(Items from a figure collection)
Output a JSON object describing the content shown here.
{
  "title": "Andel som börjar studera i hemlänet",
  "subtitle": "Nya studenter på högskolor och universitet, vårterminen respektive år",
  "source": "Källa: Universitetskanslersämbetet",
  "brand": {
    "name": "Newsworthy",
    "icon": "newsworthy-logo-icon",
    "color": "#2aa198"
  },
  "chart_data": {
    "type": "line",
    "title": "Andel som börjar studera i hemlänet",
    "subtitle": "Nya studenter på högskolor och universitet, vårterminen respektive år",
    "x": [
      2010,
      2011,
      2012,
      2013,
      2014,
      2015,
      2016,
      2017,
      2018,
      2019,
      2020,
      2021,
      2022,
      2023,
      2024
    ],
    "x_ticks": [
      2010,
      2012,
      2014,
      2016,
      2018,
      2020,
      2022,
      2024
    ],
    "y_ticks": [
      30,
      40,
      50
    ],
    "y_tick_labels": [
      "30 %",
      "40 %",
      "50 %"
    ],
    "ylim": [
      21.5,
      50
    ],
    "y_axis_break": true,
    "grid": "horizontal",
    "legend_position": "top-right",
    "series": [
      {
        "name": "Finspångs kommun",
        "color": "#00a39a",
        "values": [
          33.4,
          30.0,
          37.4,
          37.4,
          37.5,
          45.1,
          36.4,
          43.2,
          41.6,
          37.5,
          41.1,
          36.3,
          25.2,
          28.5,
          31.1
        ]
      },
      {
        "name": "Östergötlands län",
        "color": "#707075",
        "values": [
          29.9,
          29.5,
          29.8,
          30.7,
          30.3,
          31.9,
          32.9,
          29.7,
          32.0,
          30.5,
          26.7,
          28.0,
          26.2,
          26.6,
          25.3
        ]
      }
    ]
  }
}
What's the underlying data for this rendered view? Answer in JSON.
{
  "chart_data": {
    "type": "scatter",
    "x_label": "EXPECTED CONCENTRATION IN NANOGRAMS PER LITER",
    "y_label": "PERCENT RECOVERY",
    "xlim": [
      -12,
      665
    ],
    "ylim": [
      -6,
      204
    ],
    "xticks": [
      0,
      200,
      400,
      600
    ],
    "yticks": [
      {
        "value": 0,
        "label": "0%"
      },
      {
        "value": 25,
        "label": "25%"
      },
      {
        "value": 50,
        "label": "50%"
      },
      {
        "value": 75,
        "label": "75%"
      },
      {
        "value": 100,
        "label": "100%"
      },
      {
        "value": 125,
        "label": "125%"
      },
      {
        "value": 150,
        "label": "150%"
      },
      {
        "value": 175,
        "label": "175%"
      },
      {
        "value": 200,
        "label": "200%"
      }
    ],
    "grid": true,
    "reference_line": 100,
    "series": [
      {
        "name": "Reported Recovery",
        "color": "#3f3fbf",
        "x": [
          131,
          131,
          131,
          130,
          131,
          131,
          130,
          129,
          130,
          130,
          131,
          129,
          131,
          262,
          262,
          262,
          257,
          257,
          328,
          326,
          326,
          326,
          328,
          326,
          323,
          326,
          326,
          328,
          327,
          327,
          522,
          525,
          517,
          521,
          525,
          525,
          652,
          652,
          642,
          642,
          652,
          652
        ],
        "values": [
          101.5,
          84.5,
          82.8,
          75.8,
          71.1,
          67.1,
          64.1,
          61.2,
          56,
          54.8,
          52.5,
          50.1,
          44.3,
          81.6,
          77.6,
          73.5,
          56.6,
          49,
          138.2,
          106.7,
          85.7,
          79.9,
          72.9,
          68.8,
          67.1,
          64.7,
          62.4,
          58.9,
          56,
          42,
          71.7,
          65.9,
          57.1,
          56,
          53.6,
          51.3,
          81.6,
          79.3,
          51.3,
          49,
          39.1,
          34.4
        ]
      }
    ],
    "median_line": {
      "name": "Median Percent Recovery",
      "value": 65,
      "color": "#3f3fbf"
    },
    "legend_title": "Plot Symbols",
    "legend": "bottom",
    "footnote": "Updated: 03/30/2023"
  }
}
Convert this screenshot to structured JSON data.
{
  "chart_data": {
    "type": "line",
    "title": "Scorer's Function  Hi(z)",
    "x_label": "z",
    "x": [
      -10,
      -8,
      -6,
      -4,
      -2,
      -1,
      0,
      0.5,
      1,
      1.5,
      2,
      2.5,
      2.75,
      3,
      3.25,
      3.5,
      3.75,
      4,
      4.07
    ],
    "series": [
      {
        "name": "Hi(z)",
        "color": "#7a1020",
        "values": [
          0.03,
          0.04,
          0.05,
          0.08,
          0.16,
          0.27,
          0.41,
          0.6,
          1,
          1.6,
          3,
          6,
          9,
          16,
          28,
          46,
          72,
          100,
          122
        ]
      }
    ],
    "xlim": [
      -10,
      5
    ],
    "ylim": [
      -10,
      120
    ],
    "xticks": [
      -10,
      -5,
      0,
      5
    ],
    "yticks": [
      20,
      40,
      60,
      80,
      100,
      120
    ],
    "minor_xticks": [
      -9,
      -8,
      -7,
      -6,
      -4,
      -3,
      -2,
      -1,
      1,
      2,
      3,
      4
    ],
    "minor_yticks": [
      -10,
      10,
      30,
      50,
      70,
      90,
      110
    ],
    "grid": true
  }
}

WRITTEN TASK: Write out every line from the records above, word for word.

FINISHED ANSWER:
Output a JSON object describing the content shown here.
{
  "title": "Andel som börjar studera i hemlänet",
  "subtitle": "Nya studenter på högskolor och universitet, vårterminen respektive år",
  "source": "Källa: Universitetskanslersämbetet",
  "brand": {
    "name": "Newsworthy",
    "icon": "newsworthy-logo-icon",
    "color": "#2aa198"
  },
  "chart_data": {
    "type": "line",
    "title": "Andel som börjar studera i hemlänet",
    "subtitle": "Nya studenter på högskolor och universitet, vårterminen respektive år",
    "x": [
      2010,
      2011,
      2012,
      2013,
      2014,
      2015,
      2016,
      2017,
      2018,
      2019,
      2020,
      2021,
      2022,
      2023,
      2024
    ],
    "x_ticks": [
      2010,
      2012,
      2014,
      2016,
      2018,
      2020,
      2022,
      2024
    ],
    "y_ticks": [
      30,
      40,
      50
    ],
    "y_tick_labels": [
      "30 %",
      "40 %",
      "50 %"
    ],
    "ylim": [
      21.5,
      50
    ],
    "y_axis_break": true,
    "grid": "horizontal",
    "legend_position": "top-right",
    "series": [
      {
        "name": "Finspångs kommun",
        "color": "#00a39a",
        "values": [
          33.4,
          30.0,
          37.4,
          37.4,
          37.5,
          45.1,
          36.4,
          43.2,
          41.6,
          37.5,
          41.1,
          36.3,
          25.2,
          28.5,
          31.1
        ]
      },
      {
        "name": "Östergötlands län",
        "color": "#707075",
        "values": [
          29.9,
          29.5,
          29.8,
          30.7,
          30.3,
          31.9,
          32.9,
          29.7,
          32.0,
          30.5,
          26.7,
          28.0,
          26.2,
          26.6,
          25.3
        ]
      }
    ]
  }
}
What's the underlying data for this rendered view? Answer in JSON.
{
  "chart_data": {
    "type": "scatter",
    "x_label": "EXPECTED CONCENTRATION IN NANOGRAMS PER LITER",
    "y_label": "PERCENT RECOVERY",
    "xlim": [
      -12,
      665
    ],
    "ylim": [
      -6,
      204
    ],
    "xticks": [
      0,
      200,
      400,
      600
    ],
    "yticks": [
      {
        "value": 0,
        "label": "0%"
      },
      {
        "value": 25,
        "label": "25%"
      },
      {
        "value": 50,
        "label": "50%"
      },
      {
        "value": 75,
        "label": "75%"
      },
      {
        "value": 100,
        "label": "100%"
      },
      {
        "value": 125,
        "label": "125%"
      },
      {
        "value": 150,
        "label": "150%"
      },
      {
        "value": 175,
        "label": "175%"
      },
      {
        "value": 200,
        "label": "200%"
      }
    ],
    "grid": true,
    "reference_line": 100,
    "series": [
      {
        "name": "Reported Recovery",
        "color": "#3f3fbf",
        "x": [
          131,
          131,
          131,
          130,
          131,
          131,
          130,
          129,
          130,
          130,
          131,
          129,
          131,
          262,
          262,
          262,
          257,
          257,
          328,
          326,
          326,
          326,
          328,
          326,
          323,
          326,
          326,
          328,
          327,
          327,
          522,
          525,
          517,
          521,
          525,
          525,
          652,
          652,
          642,
          642,
          652,
          652
        ],
        "values": [
          101.5,
          84.5,
          82.8,
          75.8,
          71.1,
          67.1,
          64.1,
          61.2,
          56,
          54.8,
          52.5,
          50.1,
          44.3,
          81.6,
          77.6,
          73.5,
          56.6,
          49,
          138.2,
          106.7,
          85.7,
          79.9,
          72.9,
          68.8,
          67.1,
          64.7,
          62.4,
          58.9,
          56,
          42,
          71.7,
          65.9,
          57.1,
          56,
          53.6,
          51.3,
          81.6,
          79.3,
          51.3,
          49,
          39.1,
          34.4
        ]
      }
    ],
    "median_line": {
      "name": "Median Percent Recovery",
      "value": 65,
      "color": "#3f3fbf"
    },
    "legend_title": "Plot Symbols",
    "legend": "bottom",
    "footnote": "Updated: 03/30/2023"
  }
}
Convert this screenshot to structured JSON data.
{
  "chart_data": {
    "type": "line",
    "title": "Scorer's Function  Hi(z)",
    "x_label": "z",
    "x": [
      -10,
      -8,
      -6,
      -4,
      -2,
      -1,
      0,
      0.5,
      1,
      1.5,
      2,
      2.5,
      2.75,
      3,
      3.25,
      3.5,
      3.75,
      4,
      4.07
    ],
    "series": [
      {
        "name": "Hi(z)",
        "color": "#7a1020",
        "values": [
          0.03,
          0.04,
          0.05,
          0.08,
          0.16,
          0.27,
          0.41,
          0.6,
          1,
          1.6,
          3,
          6,
          9,
          16,
          28,
          46,
          72,
          100,
          122
        ]
      }
    ],
    "xlim": [
      -10,
      5
    ],
    "ylim": [
      -10,
      120
    ],
    "xticks": [
      -10,
      -5,
      0,
      5
    ],
    "yticks": [
      20,
      40,
      60,
      80,
      100,
      120
    ],
    "minor_xticks": [
      -9,
      -8,
      -7,
      -6,
      -4,
      -3,
      -2,
      -1,
      1,
      2,
      3,
      4
    ],
    "minor_yticks": [
      -10,
      10,
      30,
      50,
      70,
      90,
      110
    ],
    "grid": true
  }
}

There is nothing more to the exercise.